* [Exercise directions] Extract each line where the string "title" shows up.

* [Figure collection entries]
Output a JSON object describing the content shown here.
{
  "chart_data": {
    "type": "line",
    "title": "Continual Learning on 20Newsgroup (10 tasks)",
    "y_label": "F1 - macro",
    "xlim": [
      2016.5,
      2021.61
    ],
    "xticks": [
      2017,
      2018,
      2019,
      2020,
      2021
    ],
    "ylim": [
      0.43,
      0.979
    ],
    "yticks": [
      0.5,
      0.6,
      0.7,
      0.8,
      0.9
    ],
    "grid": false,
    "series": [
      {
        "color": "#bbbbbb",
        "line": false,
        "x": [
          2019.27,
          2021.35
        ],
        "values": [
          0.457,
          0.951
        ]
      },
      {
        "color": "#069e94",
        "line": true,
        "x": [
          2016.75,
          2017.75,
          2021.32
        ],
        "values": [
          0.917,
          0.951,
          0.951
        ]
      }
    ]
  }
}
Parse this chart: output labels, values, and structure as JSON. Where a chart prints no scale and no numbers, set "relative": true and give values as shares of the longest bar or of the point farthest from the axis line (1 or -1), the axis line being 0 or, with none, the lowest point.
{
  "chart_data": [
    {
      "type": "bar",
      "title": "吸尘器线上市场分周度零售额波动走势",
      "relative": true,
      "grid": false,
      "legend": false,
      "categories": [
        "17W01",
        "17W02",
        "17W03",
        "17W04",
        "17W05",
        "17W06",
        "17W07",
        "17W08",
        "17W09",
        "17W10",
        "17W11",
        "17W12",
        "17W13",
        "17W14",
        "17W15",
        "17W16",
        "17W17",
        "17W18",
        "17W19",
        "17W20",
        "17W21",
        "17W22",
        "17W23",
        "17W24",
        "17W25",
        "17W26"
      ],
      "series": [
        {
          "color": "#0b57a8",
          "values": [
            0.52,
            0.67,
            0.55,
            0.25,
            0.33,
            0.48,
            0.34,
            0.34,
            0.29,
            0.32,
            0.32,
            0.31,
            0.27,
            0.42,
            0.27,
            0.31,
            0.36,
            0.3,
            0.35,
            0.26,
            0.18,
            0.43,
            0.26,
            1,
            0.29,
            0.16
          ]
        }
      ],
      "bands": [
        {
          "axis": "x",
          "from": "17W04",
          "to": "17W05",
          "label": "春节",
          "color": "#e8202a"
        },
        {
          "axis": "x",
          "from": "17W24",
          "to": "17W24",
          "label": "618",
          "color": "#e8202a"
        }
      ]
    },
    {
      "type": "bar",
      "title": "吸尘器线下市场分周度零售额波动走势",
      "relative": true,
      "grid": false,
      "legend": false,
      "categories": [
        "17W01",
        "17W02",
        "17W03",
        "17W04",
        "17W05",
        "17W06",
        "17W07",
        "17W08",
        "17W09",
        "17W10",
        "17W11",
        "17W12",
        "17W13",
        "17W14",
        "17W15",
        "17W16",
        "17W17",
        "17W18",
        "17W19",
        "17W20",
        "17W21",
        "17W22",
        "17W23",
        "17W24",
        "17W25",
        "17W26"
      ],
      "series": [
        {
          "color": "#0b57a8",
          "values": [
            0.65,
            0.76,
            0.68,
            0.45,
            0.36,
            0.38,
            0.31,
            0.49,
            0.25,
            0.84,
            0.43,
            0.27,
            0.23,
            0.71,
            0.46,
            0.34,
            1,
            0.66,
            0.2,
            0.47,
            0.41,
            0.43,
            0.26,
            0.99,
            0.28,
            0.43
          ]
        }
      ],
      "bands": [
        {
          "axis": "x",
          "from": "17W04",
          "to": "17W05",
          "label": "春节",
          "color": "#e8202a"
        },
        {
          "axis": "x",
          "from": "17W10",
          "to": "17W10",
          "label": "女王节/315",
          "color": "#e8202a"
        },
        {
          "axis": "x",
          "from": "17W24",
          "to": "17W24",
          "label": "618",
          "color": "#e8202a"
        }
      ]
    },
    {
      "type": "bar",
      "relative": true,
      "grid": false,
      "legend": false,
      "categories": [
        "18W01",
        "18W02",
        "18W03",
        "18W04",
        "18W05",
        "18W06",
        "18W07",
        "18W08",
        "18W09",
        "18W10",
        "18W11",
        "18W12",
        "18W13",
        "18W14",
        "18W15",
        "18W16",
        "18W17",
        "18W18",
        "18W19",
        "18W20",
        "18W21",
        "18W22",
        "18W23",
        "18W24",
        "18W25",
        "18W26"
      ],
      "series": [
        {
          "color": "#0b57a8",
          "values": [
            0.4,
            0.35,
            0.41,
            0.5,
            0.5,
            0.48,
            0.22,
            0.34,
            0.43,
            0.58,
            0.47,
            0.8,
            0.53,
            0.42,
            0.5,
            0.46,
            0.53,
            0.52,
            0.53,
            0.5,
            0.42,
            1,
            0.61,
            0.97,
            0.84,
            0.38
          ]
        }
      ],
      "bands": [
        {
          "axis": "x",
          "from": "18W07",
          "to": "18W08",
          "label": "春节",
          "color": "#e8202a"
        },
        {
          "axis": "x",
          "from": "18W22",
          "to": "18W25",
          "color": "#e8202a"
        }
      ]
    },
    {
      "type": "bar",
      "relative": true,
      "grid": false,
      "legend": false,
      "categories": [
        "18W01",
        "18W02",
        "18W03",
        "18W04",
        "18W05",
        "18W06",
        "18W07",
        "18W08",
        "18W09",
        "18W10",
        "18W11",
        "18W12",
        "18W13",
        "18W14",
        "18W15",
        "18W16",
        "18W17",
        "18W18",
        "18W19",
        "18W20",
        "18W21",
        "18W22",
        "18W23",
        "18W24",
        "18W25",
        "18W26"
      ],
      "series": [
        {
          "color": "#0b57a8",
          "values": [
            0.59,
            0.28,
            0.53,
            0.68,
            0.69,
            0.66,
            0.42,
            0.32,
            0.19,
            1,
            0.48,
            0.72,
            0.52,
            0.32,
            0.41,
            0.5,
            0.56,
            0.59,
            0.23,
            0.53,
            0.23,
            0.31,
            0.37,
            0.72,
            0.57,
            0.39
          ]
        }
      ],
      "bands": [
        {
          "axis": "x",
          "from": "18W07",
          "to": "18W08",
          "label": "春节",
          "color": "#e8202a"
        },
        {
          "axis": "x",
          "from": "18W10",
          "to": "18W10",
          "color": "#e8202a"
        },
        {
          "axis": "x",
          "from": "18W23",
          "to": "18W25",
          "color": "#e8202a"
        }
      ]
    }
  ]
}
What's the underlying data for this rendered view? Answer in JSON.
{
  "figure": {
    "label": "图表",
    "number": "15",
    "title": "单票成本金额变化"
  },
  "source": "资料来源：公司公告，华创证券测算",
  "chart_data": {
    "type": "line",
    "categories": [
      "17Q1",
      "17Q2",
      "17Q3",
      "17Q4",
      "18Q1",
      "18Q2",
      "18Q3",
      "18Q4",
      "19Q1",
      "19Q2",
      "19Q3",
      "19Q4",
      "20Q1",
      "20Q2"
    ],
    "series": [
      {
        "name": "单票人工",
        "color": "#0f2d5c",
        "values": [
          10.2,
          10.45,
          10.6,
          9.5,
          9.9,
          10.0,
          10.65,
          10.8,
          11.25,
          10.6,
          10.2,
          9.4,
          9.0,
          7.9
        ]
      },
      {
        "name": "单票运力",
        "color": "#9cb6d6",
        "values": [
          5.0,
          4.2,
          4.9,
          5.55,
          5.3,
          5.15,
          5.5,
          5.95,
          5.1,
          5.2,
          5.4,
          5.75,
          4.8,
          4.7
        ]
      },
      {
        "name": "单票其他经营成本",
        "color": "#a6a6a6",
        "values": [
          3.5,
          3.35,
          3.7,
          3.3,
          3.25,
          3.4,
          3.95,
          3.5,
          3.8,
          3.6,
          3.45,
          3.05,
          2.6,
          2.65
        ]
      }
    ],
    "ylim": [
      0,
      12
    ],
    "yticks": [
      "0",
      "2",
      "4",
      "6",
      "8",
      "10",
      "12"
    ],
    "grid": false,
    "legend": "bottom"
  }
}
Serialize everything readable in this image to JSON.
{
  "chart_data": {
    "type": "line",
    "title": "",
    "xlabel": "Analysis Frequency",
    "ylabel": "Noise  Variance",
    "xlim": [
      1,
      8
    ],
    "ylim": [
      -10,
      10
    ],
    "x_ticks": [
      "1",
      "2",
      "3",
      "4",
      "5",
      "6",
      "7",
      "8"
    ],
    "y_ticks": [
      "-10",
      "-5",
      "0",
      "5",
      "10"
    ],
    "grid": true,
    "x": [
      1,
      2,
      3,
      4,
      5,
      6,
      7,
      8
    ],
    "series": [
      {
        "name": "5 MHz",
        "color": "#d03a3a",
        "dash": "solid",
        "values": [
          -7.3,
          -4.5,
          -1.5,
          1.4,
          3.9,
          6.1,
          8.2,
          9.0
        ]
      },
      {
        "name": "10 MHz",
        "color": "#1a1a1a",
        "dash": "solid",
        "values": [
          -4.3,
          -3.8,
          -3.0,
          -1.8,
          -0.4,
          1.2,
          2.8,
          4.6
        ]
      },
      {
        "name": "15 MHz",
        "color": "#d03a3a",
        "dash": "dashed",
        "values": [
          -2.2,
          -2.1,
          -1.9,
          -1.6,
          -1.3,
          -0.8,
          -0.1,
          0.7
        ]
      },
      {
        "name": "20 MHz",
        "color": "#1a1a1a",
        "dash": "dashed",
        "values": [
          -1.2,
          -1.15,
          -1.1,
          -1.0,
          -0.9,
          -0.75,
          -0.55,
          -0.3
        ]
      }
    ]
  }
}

* [Full answer]
    "title": "Continual Learning on 20Newsgroup (10 tasks)",
      "title": "吸尘器线上市场分周度零售额波动走势",
      "title": "吸尘器线下市场分周度零售额波动走势",
    "title": "单票成本金额变化"
    "title": "",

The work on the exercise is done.